╔══

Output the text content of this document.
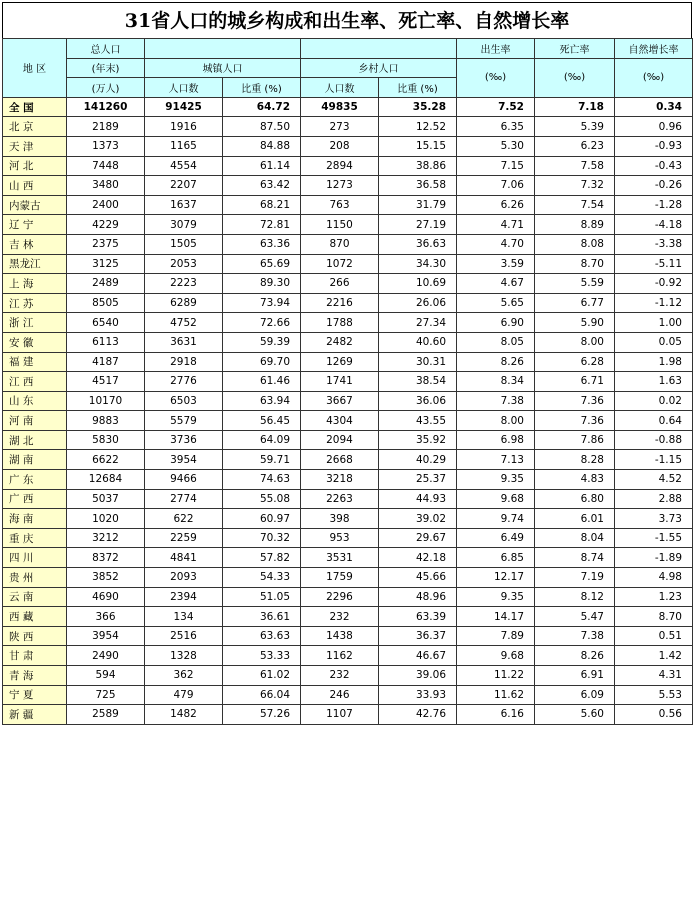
31省人口的城乡构成和出生率、死亡率、自然增长率
地 区	总人口					出生率	死亡率	自然增长率
	(年末)	城镇人口		乡村人口		(‰)	(‰)	(‰)
	(万人)	人口数	比重 (%)	人口数	比重 (%)			
全 国	141260	91425	64.72	49835	35.28	7.52	7.18	0.34
北 京	2189	1916	87.50	273	12.52	6.35	5.39	0.96
天 津	1373	1165	84.88	208	15.15	5.30	6.23	-0.93
河 北	7448	4554	61.14	2894	38.86	7.15	7.58	-0.43
山 西	3480	2207	63.42	1273	36.58	7.06	7.32	-0.26
内蒙古	2400	1637	68.21	763	31.79	6.26	7.54	-1.28
辽 宁	4229	3079	72.81	1150	27.19	4.71	8.89	-4.18
吉 林	2375	1505	63.36	870	36.63	4.70	8.08	-3.38
黑龙江	3125	2053	65.69	1072	34.30	3.59	8.70	-5.11
上 海	2489	2223	89.30	266	10.69	4.67	5.59	-0.92
江 苏	8505	6289	73.94	2216	26.06	5.65	6.77	-1.12
浙 江	6540	4752	72.66	1788	27.34	6.90	5.90	1.00
安 徽	6113	3631	59.39	2482	40.60	8.05	8.00	0.05
福 建	4187	2918	69.70	1269	30.31	8.26	6.28	1.98
江 西	4517	2776	61.46	1741	38.54	8.34	6.71	1.63
山 东	10170	6503	63.94	3667	36.06	7.38	7.36	0.02
河 南	9883	5579	56.45	4304	43.55	8.00	7.36	0.64
湖 北	5830	3736	64.09	2094	35.92	6.98	7.86	-0.88
湖 南	6622	3954	59.71	2668	40.29	7.13	8.28	-1.15
广 东	12684	9466	74.63	3218	25.37	9.35	4.83	4.52
广 西	5037	2774	55.08	2263	44.93	9.68	6.80	2.88
海 南	1020	622	60.97	398	39.02	9.74	6.01	3.73
重 庆	3212	2259	70.32	953	29.67	6.49	8.04	-1.55
四 川	8372	4841	57.82	3531	42.18	6.85	8.74	-1.89
贵 州	3852	2093	54.33	1759	45.66	12.17	7.19	4.98
云 南	4690	2394	51.05	2296	48.96	9.35	8.12	1.23
西 藏	366	134	36.61	232	63.39	14.17	5.47	8.70
陕 西	3954	2516	63.63	1438	36.37	7.89	7.38	0.51
甘 肃	2490	1328	53.33	1162	46.67	9.68	8.26	1.42
青 海	594	362	61.02	232	39.06	11.22	6.91	4.31
宁 夏	725	479	66.04	246	33.93	11.62	6.09	5.53
新 疆	2589	1482	57.26	1107	42.76	6.16	5.60	0.56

╚══

**EXERCISE DIRECTIONS:** Only lines with the word "自然增长率" should be collected from the material.

**RESULT:**
31省人口的城乡构成和出生率、死亡率、自然增长率
地 区	总人口					出生率	死亡率	自然增长率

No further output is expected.